Exercise prompt: Take the entries below and print all of them exactly, please.
* begin Data for this exercise *
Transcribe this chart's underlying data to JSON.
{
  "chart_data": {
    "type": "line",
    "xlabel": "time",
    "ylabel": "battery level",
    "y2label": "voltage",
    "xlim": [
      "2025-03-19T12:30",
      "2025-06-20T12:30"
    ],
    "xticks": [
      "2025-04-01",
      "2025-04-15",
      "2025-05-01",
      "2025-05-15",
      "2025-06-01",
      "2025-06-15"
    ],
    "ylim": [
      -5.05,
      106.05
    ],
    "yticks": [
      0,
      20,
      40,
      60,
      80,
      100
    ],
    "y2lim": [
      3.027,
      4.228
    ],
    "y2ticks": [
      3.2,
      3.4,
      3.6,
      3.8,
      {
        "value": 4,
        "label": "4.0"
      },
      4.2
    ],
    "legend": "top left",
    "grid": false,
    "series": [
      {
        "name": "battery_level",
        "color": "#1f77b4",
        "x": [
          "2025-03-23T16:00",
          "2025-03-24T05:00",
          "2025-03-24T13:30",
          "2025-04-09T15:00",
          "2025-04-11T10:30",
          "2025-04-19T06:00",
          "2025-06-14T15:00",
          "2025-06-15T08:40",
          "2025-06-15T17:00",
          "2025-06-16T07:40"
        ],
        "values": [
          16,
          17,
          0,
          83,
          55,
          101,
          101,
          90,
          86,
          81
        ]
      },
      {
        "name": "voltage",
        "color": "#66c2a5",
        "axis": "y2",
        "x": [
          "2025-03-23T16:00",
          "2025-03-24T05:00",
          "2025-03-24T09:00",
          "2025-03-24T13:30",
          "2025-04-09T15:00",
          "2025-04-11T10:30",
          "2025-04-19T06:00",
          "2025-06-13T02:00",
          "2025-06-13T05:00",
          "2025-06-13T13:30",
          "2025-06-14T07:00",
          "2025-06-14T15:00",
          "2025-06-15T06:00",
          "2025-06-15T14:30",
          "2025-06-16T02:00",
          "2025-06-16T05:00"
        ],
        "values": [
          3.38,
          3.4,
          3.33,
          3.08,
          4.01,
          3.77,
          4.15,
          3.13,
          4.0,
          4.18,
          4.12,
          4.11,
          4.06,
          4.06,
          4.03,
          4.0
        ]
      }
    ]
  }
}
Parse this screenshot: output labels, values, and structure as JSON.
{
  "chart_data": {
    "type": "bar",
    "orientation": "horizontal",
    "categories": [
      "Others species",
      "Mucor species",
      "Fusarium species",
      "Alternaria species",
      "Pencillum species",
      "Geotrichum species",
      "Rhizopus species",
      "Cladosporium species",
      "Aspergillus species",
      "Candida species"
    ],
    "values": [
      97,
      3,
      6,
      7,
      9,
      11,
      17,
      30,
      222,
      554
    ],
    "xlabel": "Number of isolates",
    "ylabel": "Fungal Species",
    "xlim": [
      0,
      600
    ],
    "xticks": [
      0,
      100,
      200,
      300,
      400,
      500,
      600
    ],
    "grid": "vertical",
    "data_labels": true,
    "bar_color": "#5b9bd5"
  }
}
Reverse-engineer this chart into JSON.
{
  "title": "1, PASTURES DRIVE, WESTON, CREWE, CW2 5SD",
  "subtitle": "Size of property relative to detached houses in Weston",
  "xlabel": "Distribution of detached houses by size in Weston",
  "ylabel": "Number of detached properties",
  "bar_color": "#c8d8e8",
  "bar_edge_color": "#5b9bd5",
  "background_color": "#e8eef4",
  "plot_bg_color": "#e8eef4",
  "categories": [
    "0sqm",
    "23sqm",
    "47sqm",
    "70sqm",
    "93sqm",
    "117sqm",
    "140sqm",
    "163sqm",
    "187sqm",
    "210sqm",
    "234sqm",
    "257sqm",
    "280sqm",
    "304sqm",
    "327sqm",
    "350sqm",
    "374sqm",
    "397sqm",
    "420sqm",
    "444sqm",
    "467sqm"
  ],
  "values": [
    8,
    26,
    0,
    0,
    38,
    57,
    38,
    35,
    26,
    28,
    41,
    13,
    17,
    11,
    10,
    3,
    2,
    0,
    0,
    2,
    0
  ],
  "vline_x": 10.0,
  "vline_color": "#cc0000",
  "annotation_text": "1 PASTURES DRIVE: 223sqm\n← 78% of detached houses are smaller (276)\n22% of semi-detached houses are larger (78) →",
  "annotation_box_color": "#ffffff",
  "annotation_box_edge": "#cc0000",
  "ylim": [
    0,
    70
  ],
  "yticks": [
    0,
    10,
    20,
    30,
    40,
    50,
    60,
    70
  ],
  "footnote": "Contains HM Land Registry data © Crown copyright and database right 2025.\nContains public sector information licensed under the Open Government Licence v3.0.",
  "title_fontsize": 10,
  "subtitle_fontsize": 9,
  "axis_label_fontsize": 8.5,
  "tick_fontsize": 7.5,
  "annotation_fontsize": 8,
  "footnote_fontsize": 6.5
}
* end Data for this exercise *
The solution:
Transcribe this chart's underlying data to JSON.
{
  "chart_data": {
    "type": "line",
    "xlabel": "time",
    "ylabel": "battery level",
    "y2label": "voltage",
    "xlim": [
      "2025-03-19T12:30",
      "2025-06-20T12:30"
    ],
    "xticks": [
      "2025-04-01",
      "2025-04-15",
      "2025-05-01",
      "2025-05-15",
      "2025-06-01",
      "2025-06-15"
    ],
    "ylim": [
      -5.05,
      106.05
    ],
    "yticks": [
      0,
      20,
      40,
      60,
      80,
      100
    ],
    "y2lim": [
      3.027,
      4.228
    ],
    "y2ticks": [
      3.2,
      3.4,
      3.6,
      3.8,
      {
        "value": 4,
        "label": "4.0"
      },
      4.2
    ],
    "legend": "top left",
    "grid": false,
    "series": [
      {
        "name": "battery_level",
        "color": "#1f77b4",
        "x": [
          "2025-03-23T16:00",
          "2025-03-24T05:00",
          "2025-03-24T13:30",
          "2025-04-09T15:00",
          "2025-04-11T10:30",
          "2025-04-19T06:00",
          "2025-06-14T15:00",
          "2025-06-15T08:40",
          "2025-06-15T17:00",
          "2025-06-16T07:40"
        ],
        "values": [
          16,
          17,
          0,
          83,
          55,
          101,
          101,
          90,
          86,
          81
        ]
      },
      {
        "name": "voltage",
        "color": "#66c2a5",
        "axis": "y2",
        "x": [
          "2025-03-23T16:00",
          "2025-03-24T05:00",
          "2025-03-24T09:00",
          "2025-03-24T13:30",
          "2025-04-09T15:00",
          "2025-04-11T10:30",
          "2025-04-19T06:00",
          "2025-06-13T02:00",
          "2025-06-13T05:00",
          "2025-06-13T13:30",
          "2025-06-14T07:00",
          "2025-06-14T15:00",
          "2025-06-15T06:00",
          "2025-06-15T14:30",
          "2025-06-16T02:00",
          "2025-06-16T05:00"
        ],
        "values": [
          3.38,
          3.4,
          3.33,
          3.08,
          4.01,
          3.77,
          4.15,
          3.13,
          4.0,
          4.18,
          4.12,
          4.11,
          4.06,
          4.06,
          4.03,
          4.0
        ]
      }
    ]
  }
}
Parse this screenshot: output labels, values, and structure as JSON.
{
  "chart_data": {
    "type": "bar",
    "orientation": "horizontal",
    "categories": [
      "Others species",
      "Mucor species",
      "Fusarium species",
      "Alternaria species",
      "Pencillum species",
      "Geotrichum species",
      "Rhizopus species",
      "Cladosporium species",
      "Aspergillus species",
      "Candida species"
    ],
    "values": [
      97,
      3,
      6,
      7,
      9,
      11,
      17,
      30,
      222,
      554
    ],
    "xlabel": "Number of isolates",
    "ylabel": "Fungal Species",
    "xlim": [
      0,
      600
    ],
    "xticks": [
      0,
      100,
      200,
      300,
      400,
      500,
      600
    ],
    "grid": "vertical",
    "data_labels": true,
    "bar_color": "#5b9bd5"
  }
}
Reverse-engineer this chart into JSON.
{
  "title": "1, PASTURES DRIVE, WESTON, CREWE, CW2 5SD",
  "subtitle": "Size of property relative to detached houses in Weston",
  "xlabel": "Distribution of detached houses by size in Weston",
  "ylabel": "Number of detached properties",
  "bar_color": "#c8d8e8",
  "bar_edge_color": "#5b9bd5",
  "background_color": "#e8eef4",
  "plot_bg_color": "#e8eef4",
  "categories": [
    "0sqm",
    "23sqm",
    "47sqm",
    "70sqm",
    "93sqm",
    "117sqm",
    "140sqm",
    "163sqm",
    "187sqm",
    "210sqm",
    "234sqm",
    "257sqm",
    "280sqm",
    "304sqm",
    "327sqm",
    "350sqm",
    "374sqm",
    "397sqm",
    "420sqm",
    "444sqm",
    "467sqm"
  ],
  "values": [
    8,
    26,
    0,
    0,
    38,
    57,
    38,
    35,
    26,
    28,
    41,
    13,
    17,
    11,
    10,
    3,
    2,
    0,
    0,
    2,
    0
  ],
  "vline_x": 10.0,
  "vline_color": "#cc0000",
  "annotation_text": "1 PASTURES DRIVE: 223sqm\n← 78% of detached houses are smaller (276)\n22% of semi-detached houses are larger (78) →",
  "annotation_box_color": "#ffffff",
  "annotation_box_edge": "#cc0000",
  "ylim": [
    0,
    70
  ],
  "yticks": [
    0,
    10,
    20,
    30,
    40,
    50,
    60,
    70
  ],
  "footnote": "Contains HM Land Registry data © Crown copyright and database right 2025.\nContains public sector information licensed under the Open Government Licence v3.0.",
  "title_fontsize": 10,
  "subtitle_fontsize": 9,
  "axis_label_fontsize": 8.5,
  "tick_fontsize": 7.5,
  "annotation_fontsize": 8,
  "footnote_fontsize": 6.5
}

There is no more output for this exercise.